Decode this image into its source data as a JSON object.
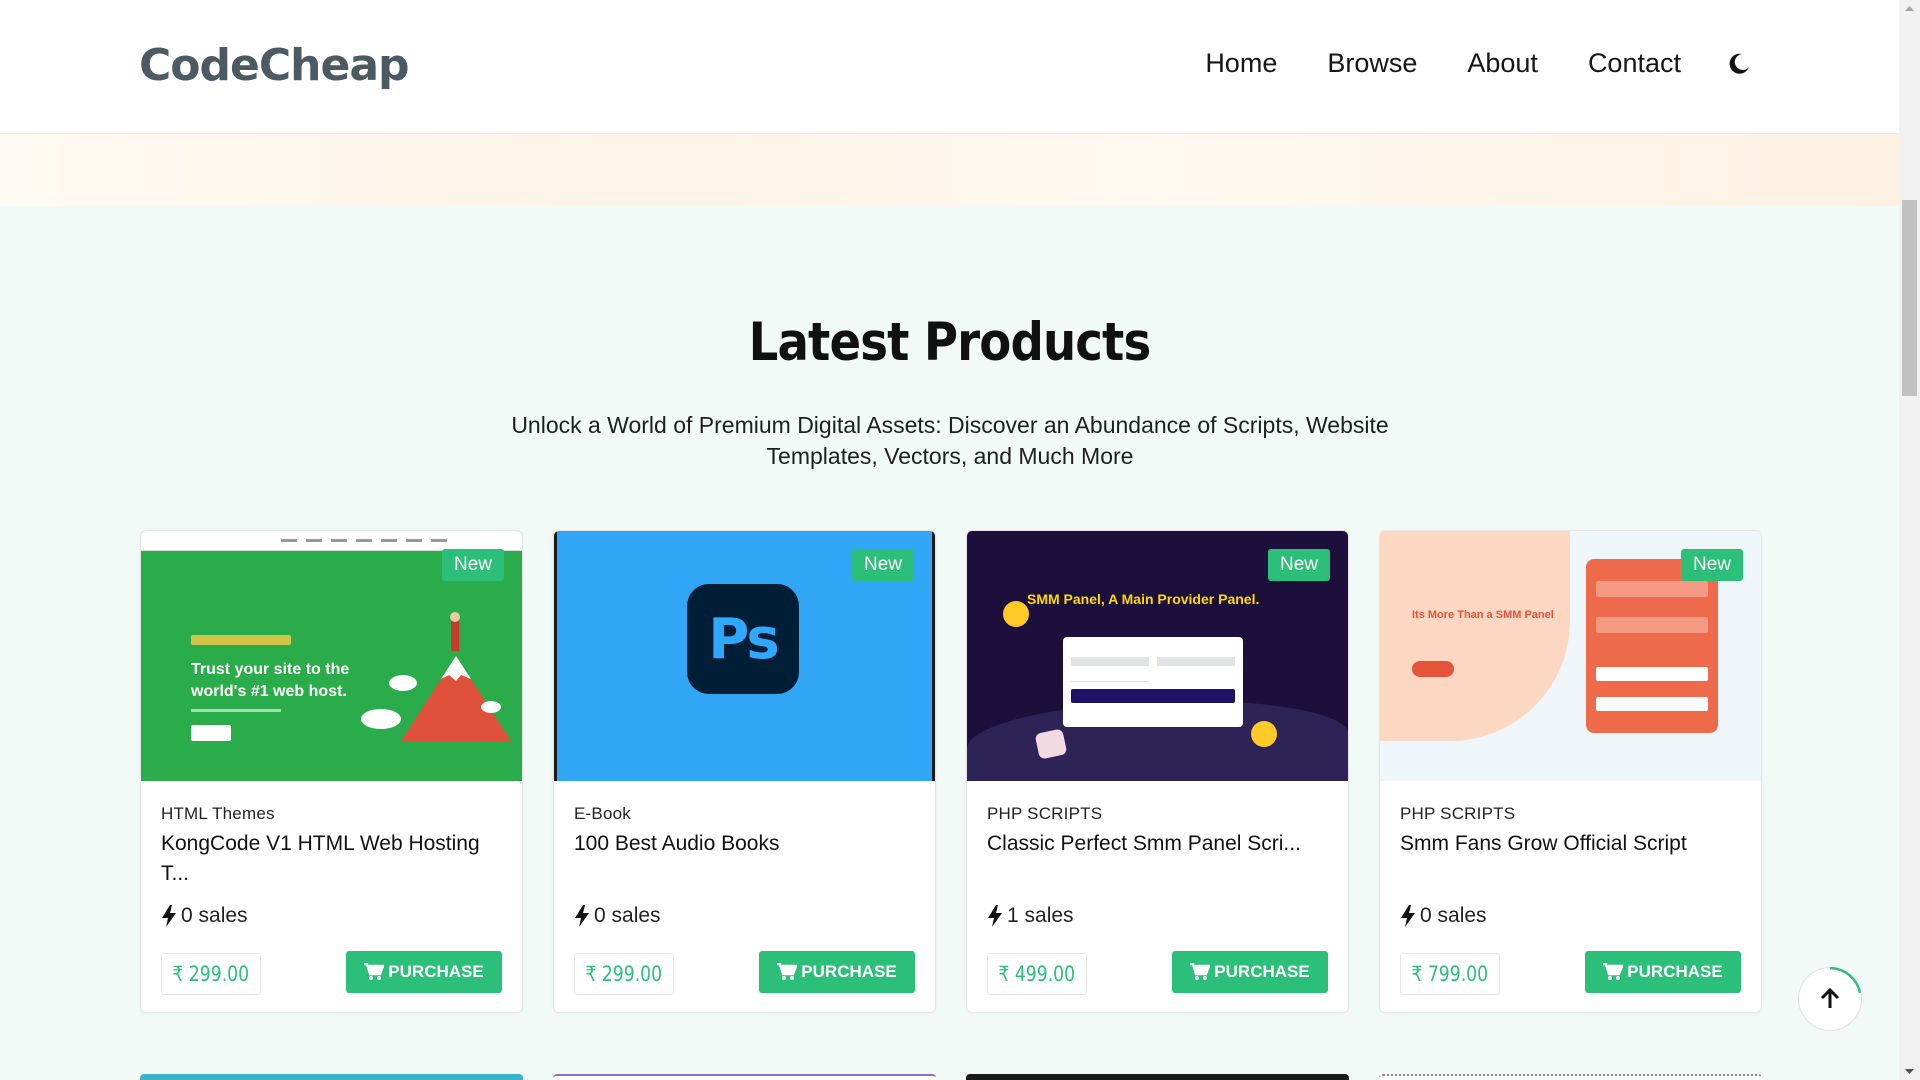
{
  "header": {
    "logo": "CodeCheap",
    "nav": [
      "Home",
      "Browse",
      "About",
      "Contact"
    ],
    "theme_icon": "moon-icon"
  },
  "section": {
    "title": "Latest Products",
    "subtitle": "Unlock a World of Premium Digital Assets: Discover an Abundance of Scripts, Website Templates, Vectors, and Much More"
  },
  "products": [
    {
      "badge": "New",
      "category": "HTML Themes",
      "title": "KongCode V1 HTML Web Hosting T...",
      "sales": "0 sales",
      "price": "₹ 299.00",
      "purchase": "PURCHASE",
      "thumb_text": "Trust your site to the world's #1 web host."
    },
    {
      "badge": "New",
      "category": "E-Book",
      "title": "100 Best Audio Books",
      "sales": "0 sales",
      "price": "₹ 299.00",
      "purchase": "PURCHASE",
      "thumb_text": "Ps"
    },
    {
      "badge": "New",
      "category": "PHP SCRIPTS",
      "title": "Classic Perfect Smm Panel Scri...",
      "sales": "1 sales",
      "price": "₹ 499.00",
      "purchase": "PURCHASE",
      "thumb_text": "SMM Panel, A Main Provider Panel."
    },
    {
      "badge": "New",
      "category": "PHP SCRIPTS",
      "title": "Smm Fans Grow Official Script",
      "sales": "0 sales",
      "price": "₹ 799.00",
      "purchase": "PURCHASE",
      "thumb_text": "Its More Than a SMM Panel"
    }
  ],
  "colors": {
    "accent": "#2bbf7a",
    "page_bg": "#f2faf8",
    "logo": "#4c5a63"
  }
}
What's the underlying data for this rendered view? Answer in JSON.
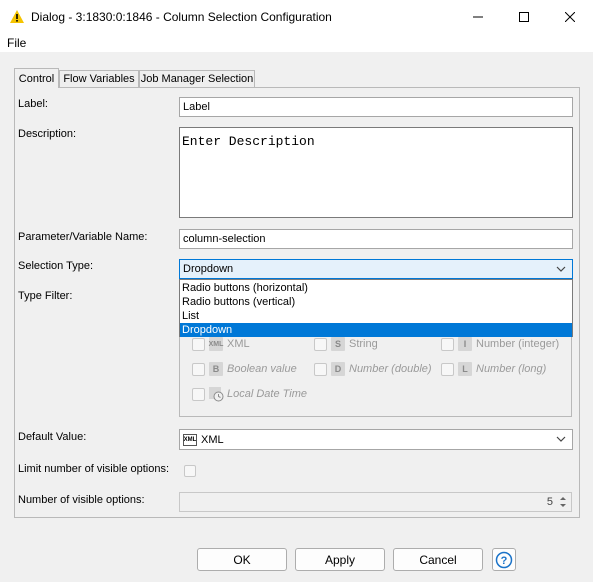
{
  "window": {
    "title": "Dialog - 3:1830:0:1846 - Column Selection Configuration",
    "minimize_icon": "minimize-icon",
    "maximize_icon": "maximize-icon",
    "close_icon": "close-icon"
  },
  "menu": {
    "file": "File"
  },
  "tabs": [
    "Control",
    "Flow Variables",
    "Job Manager Selection"
  ],
  "form": {
    "label_caption": "Label:",
    "label_value": "Label",
    "description_caption": "Description:",
    "description_value": "Enter Description",
    "param_caption": "Parameter/Variable Name:",
    "param_value": "column-selection",
    "selection_type_caption": "Selection Type:",
    "selection_type_value": "Dropdown",
    "selection_type_options": [
      "Radio buttons (horizontal)",
      "Radio buttons (vertical)",
      "List",
      "Dropdown"
    ],
    "type_filter_caption": "Type Filter:",
    "type_filter": [
      {
        "label": "XML",
        "icon": "XML",
        "italic": false
      },
      {
        "label": "String",
        "icon": "S",
        "italic": false
      },
      {
        "label": "Number (integer)",
        "icon": "I",
        "italic": false
      },
      {
        "label": "Boolean value",
        "icon": "B",
        "italic": true
      },
      {
        "label": "Number (double)",
        "icon": "D",
        "italic": true
      },
      {
        "label": "Number (long)",
        "icon": "L",
        "italic": true
      },
      {
        "label": "Local Date Time",
        "icon": "clock",
        "italic": true
      }
    ],
    "default_value_caption": "Default Value:",
    "default_value": "XML",
    "default_value_icon": "XML",
    "limit_caption": "Limit number of visible options:",
    "visible_options_caption": "Number of visible options:",
    "visible_options_value": "5"
  },
  "buttons": {
    "ok": "OK",
    "apply": "Apply",
    "cancel": "Cancel"
  },
  "colors": {
    "accent": "#0078d7",
    "warning": "#f5c400"
  }
}
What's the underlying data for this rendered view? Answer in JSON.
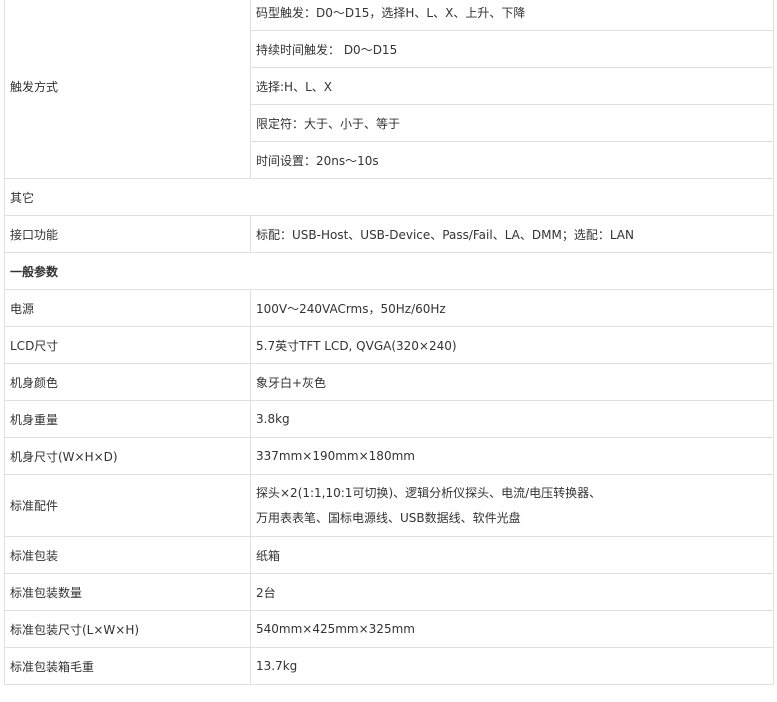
{
  "trigger": {
    "label": "触发方式",
    "items": [
      "码型触发：D0～D15，选择H、L、X、上升、下降",
      "持续时间触发： D0～D15",
      "选择:H、L、X",
      "限定符：大于、小于、等于",
      "时间设置：20ns～10s"
    ]
  },
  "other": {
    "section": "其它",
    "interface_label": "接口功能",
    "interface_value": "标配：USB-Host、USB-Device、Pass/Fail、LA、DMM；选配：LAN"
  },
  "general": {
    "section": "一般参数",
    "rows": [
      {
        "label": "电源",
        "value": "100V～240VACrms，50Hz/60Hz"
      },
      {
        "label": "LCD尺寸",
        "value": "5.7英寸TFT LCD, QVGA(320×240)"
      },
      {
        "label": "机身颜色",
        "value": "象牙白+灰色"
      },
      {
        "label": "机身重量",
        "value": "3.8kg"
      },
      {
        "label": "机身尺寸(W×H×D)",
        "value": "337mm×190mm×180mm"
      }
    ],
    "accessories": {
      "label": "标准配件",
      "line1": "探头×2(1:1,10:1可切换)、逻辑分析仪探头、电流/电压转换器、",
      "line2": "万用表表笔、国标电源线、USB数据线、软件光盘"
    },
    "rows2": [
      {
        "label": "标准包装",
        "value": "纸箱"
      },
      {
        "label": "标准包装数量",
        "value": "2台"
      },
      {
        "label": "标准包装尺寸(L×W×H)",
        "value": "540mm×425mm×325mm"
      },
      {
        "label": "标准包装箱毛重",
        "value": "13.7kg"
      }
    ]
  }
}
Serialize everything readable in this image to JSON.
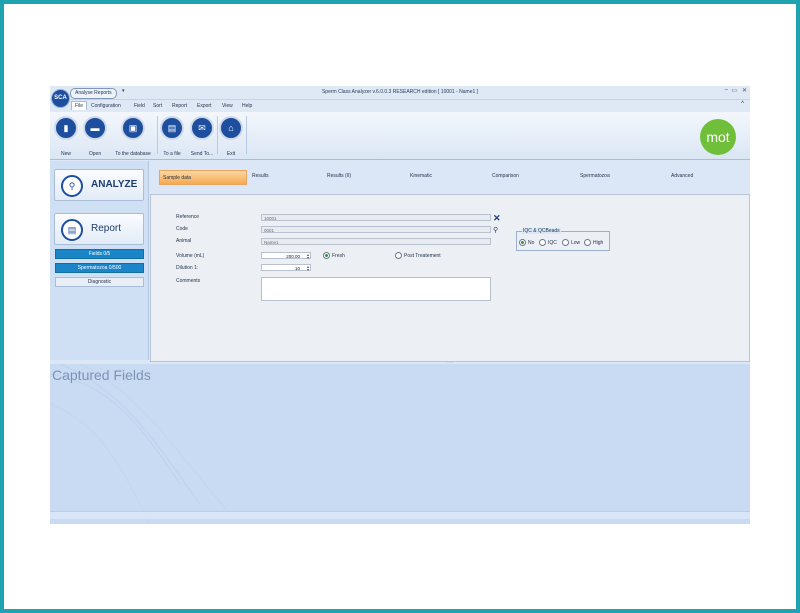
{
  "title_bar": {
    "logo_text": "SCA",
    "quick_access": "Analyse Reports",
    "qa_arrow": "▾",
    "window_title": "Sperm Class Analyzer v.6.0.0.3 RESEARCH edition [ 10001 - Name1 ]",
    "minimize": "–",
    "maximize": "▭",
    "close": "✕"
  },
  "menu": {
    "items": [
      "File",
      "Configuration",
      "Field",
      "Sort",
      "Report",
      "Export",
      "View",
      "Help"
    ],
    "collapse": "^"
  },
  "ribbon": {
    "buttons": [
      {
        "label": "New",
        "icon": "new-document-icon",
        "glyph": "▮"
      },
      {
        "label": "Open",
        "icon": "folder-icon",
        "glyph": "▬"
      },
      {
        "label": "To the database",
        "icon": "save-icon",
        "glyph": "▣"
      },
      {
        "label": "To a file",
        "icon": "export-file-icon",
        "glyph": "▤"
      },
      {
        "label": "Send To...",
        "icon": "mail-icon",
        "glyph": "✉"
      },
      {
        "label": "Exit",
        "icon": "home-icon",
        "glyph": "⌂"
      }
    ],
    "brand": "mot"
  },
  "sidebar": {
    "analyze_label": "ANALYZE",
    "report_label": "Report",
    "fields_status": "Fields 0/5",
    "spermatozoa_status": "Spermatozoa 0/500",
    "diagnostic_label": "Diagnostic"
  },
  "tabs": [
    "Sample data",
    "Results",
    "Results (II)",
    "Kinematic",
    "Comparison",
    "Spermatozoa",
    "Advanced"
  ],
  "form": {
    "reference_label": "Reference",
    "reference_value": "10001",
    "code_label": "Code",
    "code_value": "0001",
    "animal_label": "Animal",
    "animal_value": "Name1",
    "volume_label": "Volume (mL)",
    "volume_value": "200.00",
    "dilution_label": "Dilution 1:",
    "dilution_value": "10",
    "comments_label": "Comments",
    "comments_value": "",
    "sample_type": {
      "fresh": "Fresh",
      "post": "Post Treatement",
      "selected": "Fresh"
    },
    "iqc": {
      "legend": "IQC & QCBeads",
      "options": [
        "No",
        "IQC",
        "Low",
        "High"
      ],
      "selected": "No"
    }
  },
  "splitter_grip": "·····",
  "bottom": {
    "title": "Captured Fields"
  },
  "colors": {
    "frame": "#1fa3b0",
    "ribbon_icon": "#1d4f9e",
    "status_blue": "#1a86c8",
    "active_tab": "#f6a94f",
    "brand_green": "#6fbf3b"
  }
}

____________________

All lines of the data above that include the word "glyph" must be shown.

        "glyph": "▮"
        "glyph": "▬"
        "glyph": "▣"
        "glyph": "▤"
        "glyph": "✉"
        "glyph": "⌂"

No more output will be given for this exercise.